Short exercise: Would you copy out the whole listing exactly as given?

Extracted data:
..............................

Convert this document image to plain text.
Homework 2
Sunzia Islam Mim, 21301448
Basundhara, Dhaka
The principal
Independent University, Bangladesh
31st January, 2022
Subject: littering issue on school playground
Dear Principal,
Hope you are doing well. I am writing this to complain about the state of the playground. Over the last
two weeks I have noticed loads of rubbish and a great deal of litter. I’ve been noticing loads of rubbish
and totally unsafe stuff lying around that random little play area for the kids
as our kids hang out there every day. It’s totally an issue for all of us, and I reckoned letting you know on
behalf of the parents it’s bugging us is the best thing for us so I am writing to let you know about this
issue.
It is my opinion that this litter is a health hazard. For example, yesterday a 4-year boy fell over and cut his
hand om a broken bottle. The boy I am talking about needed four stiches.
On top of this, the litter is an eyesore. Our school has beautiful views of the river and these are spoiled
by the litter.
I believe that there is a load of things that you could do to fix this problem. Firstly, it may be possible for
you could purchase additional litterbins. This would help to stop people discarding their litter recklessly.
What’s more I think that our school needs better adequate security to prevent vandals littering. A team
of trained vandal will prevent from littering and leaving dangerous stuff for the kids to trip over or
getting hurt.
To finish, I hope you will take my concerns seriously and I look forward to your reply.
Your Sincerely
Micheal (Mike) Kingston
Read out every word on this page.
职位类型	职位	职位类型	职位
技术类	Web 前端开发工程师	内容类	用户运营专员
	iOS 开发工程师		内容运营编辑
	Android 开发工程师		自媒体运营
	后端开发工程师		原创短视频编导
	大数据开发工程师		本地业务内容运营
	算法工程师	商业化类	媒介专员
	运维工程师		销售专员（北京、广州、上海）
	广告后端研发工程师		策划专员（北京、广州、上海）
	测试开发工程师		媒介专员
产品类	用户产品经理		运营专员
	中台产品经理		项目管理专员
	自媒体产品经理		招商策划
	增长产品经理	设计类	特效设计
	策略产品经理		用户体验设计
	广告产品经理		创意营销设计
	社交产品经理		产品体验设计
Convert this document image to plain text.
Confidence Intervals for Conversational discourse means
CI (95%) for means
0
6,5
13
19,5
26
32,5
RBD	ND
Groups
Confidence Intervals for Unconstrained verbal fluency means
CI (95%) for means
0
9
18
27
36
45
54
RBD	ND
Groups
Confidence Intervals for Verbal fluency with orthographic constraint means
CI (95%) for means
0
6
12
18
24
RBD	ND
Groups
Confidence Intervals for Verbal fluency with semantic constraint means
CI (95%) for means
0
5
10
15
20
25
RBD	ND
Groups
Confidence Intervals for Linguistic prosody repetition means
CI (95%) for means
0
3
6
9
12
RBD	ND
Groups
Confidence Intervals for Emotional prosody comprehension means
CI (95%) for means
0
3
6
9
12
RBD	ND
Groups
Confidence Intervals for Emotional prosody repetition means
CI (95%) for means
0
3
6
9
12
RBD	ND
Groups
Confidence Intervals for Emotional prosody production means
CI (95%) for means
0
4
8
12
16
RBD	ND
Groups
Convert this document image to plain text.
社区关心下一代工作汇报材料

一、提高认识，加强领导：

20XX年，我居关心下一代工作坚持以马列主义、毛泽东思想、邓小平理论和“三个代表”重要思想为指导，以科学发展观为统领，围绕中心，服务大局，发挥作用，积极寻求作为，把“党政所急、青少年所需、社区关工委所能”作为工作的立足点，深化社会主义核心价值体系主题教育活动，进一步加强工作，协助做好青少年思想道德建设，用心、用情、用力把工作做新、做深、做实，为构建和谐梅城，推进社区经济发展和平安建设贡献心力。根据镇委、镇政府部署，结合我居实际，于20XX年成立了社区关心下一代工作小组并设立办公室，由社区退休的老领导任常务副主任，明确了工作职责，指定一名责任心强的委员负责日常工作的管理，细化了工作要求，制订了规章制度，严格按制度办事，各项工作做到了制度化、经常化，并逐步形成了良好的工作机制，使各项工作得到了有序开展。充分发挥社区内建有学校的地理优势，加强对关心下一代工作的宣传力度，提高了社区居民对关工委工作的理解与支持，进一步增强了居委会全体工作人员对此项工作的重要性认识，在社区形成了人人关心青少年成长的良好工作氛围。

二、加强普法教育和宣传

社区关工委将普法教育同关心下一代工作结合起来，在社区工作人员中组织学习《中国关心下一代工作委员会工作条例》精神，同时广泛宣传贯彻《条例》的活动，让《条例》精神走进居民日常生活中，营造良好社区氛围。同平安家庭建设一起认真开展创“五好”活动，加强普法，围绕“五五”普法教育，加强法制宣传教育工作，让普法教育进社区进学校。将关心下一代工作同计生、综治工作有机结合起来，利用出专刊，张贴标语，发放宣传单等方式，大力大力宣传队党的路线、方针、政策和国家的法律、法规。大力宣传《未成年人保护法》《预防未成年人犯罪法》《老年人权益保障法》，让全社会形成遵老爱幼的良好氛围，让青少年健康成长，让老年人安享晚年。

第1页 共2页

..............................

Answer to this task:
Convert this document image to plain text.
Homework 2
Sunzia Islam Mim, 21301448
Basundhara, Dhaka
The principal
Independent University, Bangladesh
31st January, 2022
Subject: littering issue on school playground
Dear Principal,
Hope you are doing well. I am writing this to complain about the state of the playground. Over the last
two weeks I have noticed loads of rubbish and a great deal of litter. I’ve been noticing loads of rubbish
and totally unsafe stuff lying around that random little play area for the kids
as our kids hang out there every day. It’s totally an issue for all of us, and I reckoned letting you know on
behalf of the parents it’s bugging us is the best thing for us so I am writing to let you know about this
issue.
It is my opinion that this litter is a health hazard. For example, yesterday a 4-year boy fell over and cut his
hand om a broken bottle. The boy I am talking about needed four stiches.
On top of this, the litter is an eyesore. Our school has beautiful views of the river and these are spoiled
by the litter.
I believe that there is a load of things that you could do to fix this problem. Firstly, it may be possible for
you could purchase additional litterbins. This would help to stop people discarding their litter recklessly.
What’s more I think that our school needs better adequate security to prevent vandals littering. A team
of trained vandal will prevent from littering and leaving dangerous stuff for the kids to trip over or
getting hurt.
To finish, I hope you will take my concerns seriously and I look forward to your reply.
Your Sincerely
Micheal (Mike) Kingston
Read out every word on this page.
职位类型	职位	职位类型	职位
技术类	Web 前端开发工程师	内容类	用户运营专员
	iOS 开发工程师		内容运营编辑
	Android 开发工程师		自媒体运营
	后端开发工程师		原创短视频编导
	大数据开发工程师		本地业务内容运营
	算法工程师	商业化类	媒介专员
	运维工程师		销售专员（北京、广州、上海）
	广告后端研发工程师		策划专员（北京、广州、上海）
	测试开发工程师		媒介专员
产品类	用户产品经理		运营专员
	中台产品经理		项目管理专员
	自媒体产品经理		招商策划
	增长产品经理	设计类	特效设计
	策略产品经理		用户体验设计
	广告产品经理		创意营销设计
	社交产品经理		产品体验设计
Convert this document image to plain text.
Confidence Intervals for Conversational discourse means
CI (95%) for means
0
6,5
13
19,5
26
32,5
RBD	ND
Groups
Confidence Intervals for Unconstrained verbal fluency means
CI (95%) for means
0
9
18
27
36
45
54
RBD	ND
Groups
Confidence Intervals for Verbal fluency with orthographic constraint means
CI (95%) for means
0
6
12
18
24
RBD	ND
Groups
Confidence Intervals for Verbal fluency with semantic constraint means
CI (95%) for means
0
5
10
15
20
25
RBD	ND
Groups
Confidence Intervals for Linguistic prosody repetition means
CI (95%) for means
0
3
6
9
12
RBD	ND
Groups
Confidence Intervals for Emotional prosody comprehension means
CI (95%) for means
0
3
6
9
12
RBD	ND
Groups
Confidence Intervals for Emotional prosody repetition means
CI (95%) for means
0
3
6
9
12
RBD	ND
Groups
Confidence Intervals for Emotional prosody production means
CI (95%) for means
0
4
8
12
16
RBD	ND
Groups
Convert this document image to plain text.
社区关心下一代工作汇报材料

一、提高认识，加强领导：

20XX年，我居关心下一代工作坚持以马列主义、毛泽东思想、邓小平理论和“三个代表”重要思想为指导，以科学发展观为统领，围绕中心，服务大局，发挥作用，积极寻求作为，把“党政所急、青少年所需、社区关工委所能”作为工作的立足点，深化社会主义核心价值体系主题教育活动，进一步加强工作，协助做好青少年思想道德建设，用心、用情、用力把工作做新、做深、做实，为构建和谐梅城，推进社区经济发展和平安建设贡献心力。根据镇委、镇政府部署，结合我居实际，于20XX年成立了社区关心下一代工作小组并设立办公室，由社区退休的老领导任常务副主任，明确了工作职责，指定一名责任心强的委员负责日常工作的管理，细化了工作要求，制订了规章制度，严格按制度办事，各项工作做到了制度化、经常化，并逐步形成了良好的工作机制，使各项工作得到了有序开展。充分发挥社区内建有学校的地理优势，加强对关心下一代工作的宣传力度，提高了社区居民对关工委工作的理解与支持，进一步增强了居委会全体工作人员对此项工作的重要性认识，在社区形成了人人关心青少年成长的良好工作氛围。

二、加强普法教育和宣传

社区关工委将普法教育同关心下一代工作结合起来，在社区工作人员中组织学习《中国关心下一代工作委员会工作条例》精神，同时广泛宣传贯彻《条例》的活动，让《条例》精神走进居民日常生活中，营造良好社区氛围。同平安家庭建设一起认真开展创“五好”活动，加强普法，围绕“五五”普法教育，加强法制宣传教育工作，让普法教育进社区进学校。将关心下一代工作同计生、综治工作有机结合起来，利用出专刊，张贴标语，发放宣传单等方式，大力大力宣传队党的路线、方针、政策和国家的法律、法规。大力宣传《未成年人保护法》《预防未成年人犯罪法》《老年人权益保障法》，让全社会形成遵老爱幼的良好氛围，让青少年健康成长，让老年人安享晚年。

第1页 共2页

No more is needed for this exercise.